** begin **

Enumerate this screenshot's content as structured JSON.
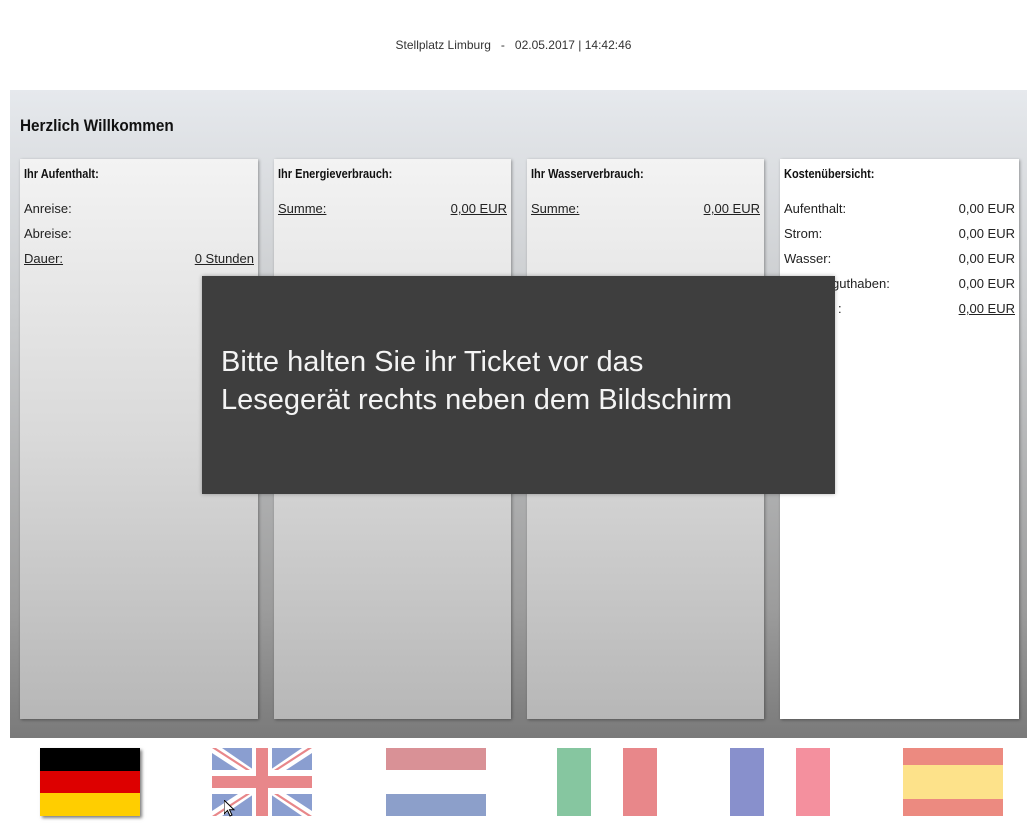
{
  "header": {
    "location": "Stellplatz Limburg",
    "separator": "-",
    "datetime": "02.05.2017 | 14:42:46"
  },
  "welcome": "Herzlich Willkommen",
  "panels": {
    "stay": {
      "title": "Ihr Aufenthalt:",
      "arrival_label": "Anreise:",
      "departure_label": "Abreise:",
      "duration_label": "Dauer:",
      "duration_value": "0 Stunden"
    },
    "energy": {
      "title": "Ihr Energieverbrauch:",
      "sum_label": "Summe:",
      "sum_value": "0,00 EUR"
    },
    "water": {
      "title": "Ihr Wasserverbrauch:",
      "sum_label": "Summe:",
      "sum_value": "0,00 EUR"
    },
    "costs": {
      "title": "Kostenübersicht:",
      "rows": [
        {
          "label": "Aufenthalt:",
          "value": "0,00 EUR"
        },
        {
          "label": "Strom:",
          "value": "0,00 EUR"
        },
        {
          "label": "Wasser:",
          "value": "0,00 EUR"
        },
        {
          "label": "guthaben:",
          "value": "0,00 EUR"
        },
        {
          "label": ":",
          "value": "0,00 EUR"
        }
      ]
    }
  },
  "overlay": {
    "line1": "Bitte halten Sie ihr Ticket vor das",
    "line2": "Lesegerät rechts neben dem Bildschirm"
  },
  "flags": [
    {
      "name": "german-flag"
    },
    {
      "name": "uk-flag"
    },
    {
      "name": "dutch-flag"
    },
    {
      "name": "italian-flag"
    },
    {
      "name": "french-flag"
    },
    {
      "name": "spanish-flag"
    }
  ],
  "colors": {
    "overlay_bg": "#3e3e3e",
    "de_black": "#000000",
    "de_red": "#dd0000",
    "de_gold": "#ffce00",
    "faded_red": "#e8878a",
    "faded_blue": "#8a9ed0",
    "faded_green": "#86c6a0",
    "faded_fr_blue": "#8890cc",
    "faded_es_yellow": "#fde28a"
  }
}
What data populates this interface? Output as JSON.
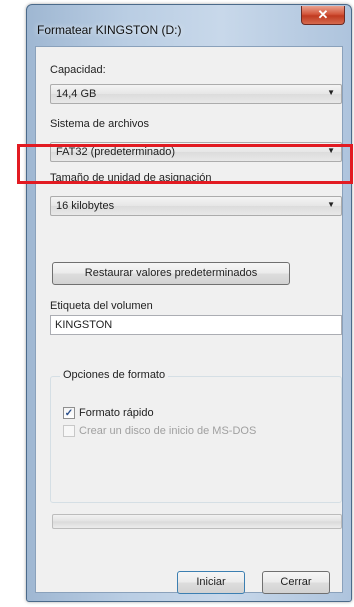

** end **

> **Task description**:
Set down the material exactly, every line of it, except for the pictures.

> **Solution for this task**:
Enumerate this screenshot's content as structured JSON.
{
  "header": {
    "location": "Stellplatz Limburg",
    "separator": "-",
    "datetime": "02.05.2017 | 14:42:46"
  },
  "welcome": "Herzlich Willkommen",
  "panels": {
    "stay": {
      "title": "Ihr Aufenthalt:",
      "arrival_label": "Anreise:",
      "departure_label": "Abreise:",
      "duration_label": "Dauer:",
      "duration_value": "0 Stunden"
    },
    "energy": {
      "title": "Ihr Energieverbrauch:",
      "sum_label": "Summe:",
      "sum_value": "0,00 EUR"
    },
    "water": {
      "title": "Ihr Wasserverbrauch:",
      "sum_label": "Summe:",
      "sum_value": "0,00 EUR"
    },
    "costs": {
      "title": "Kostenübersicht:",
      "rows": [
        {
          "label": "Aufenthalt:",
          "value": "0,00 EUR"
        },
        {
          "label": "Strom:",
          "value": "0,00 EUR"
        },
        {
          "label": "Wasser:",
          "value": "0,00 EUR"
        },
        {
          "label": "guthaben:",
          "value": "0,00 EUR"
        },
        {
          "label": ":",
          "value": "0,00 EUR"
        }
      ]
    }
  },
  "overlay": {
    "line1": "Bitte halten Sie ihr Ticket vor das",
    "line2": "Lesegerät rechts neben dem Bildschirm"
  },
  "flags": [
    {
      "name": "german-flag"
    },
    {
      "name": "uk-flag"
    },
    {
      "name": "dutch-flag"
    },
    {
      "name": "italian-flag"
    },
    {
      "name": "french-flag"
    },
    {
      "name": "spanish-flag"
    }
  ],
  "colors": {
    "overlay_bg": "#3e3e3e",
    "de_black": "#000000",
    "de_red": "#dd0000",
    "de_gold": "#ffce00",
    "faded_red": "#e8878a",
    "faded_blue": "#8a9ed0",
    "faded_green": "#86c6a0",
    "faded_fr_blue": "#8890cc",
    "faded_es_yellow": "#fde28a"
  }
}
What data populates this interface? Output as JSON.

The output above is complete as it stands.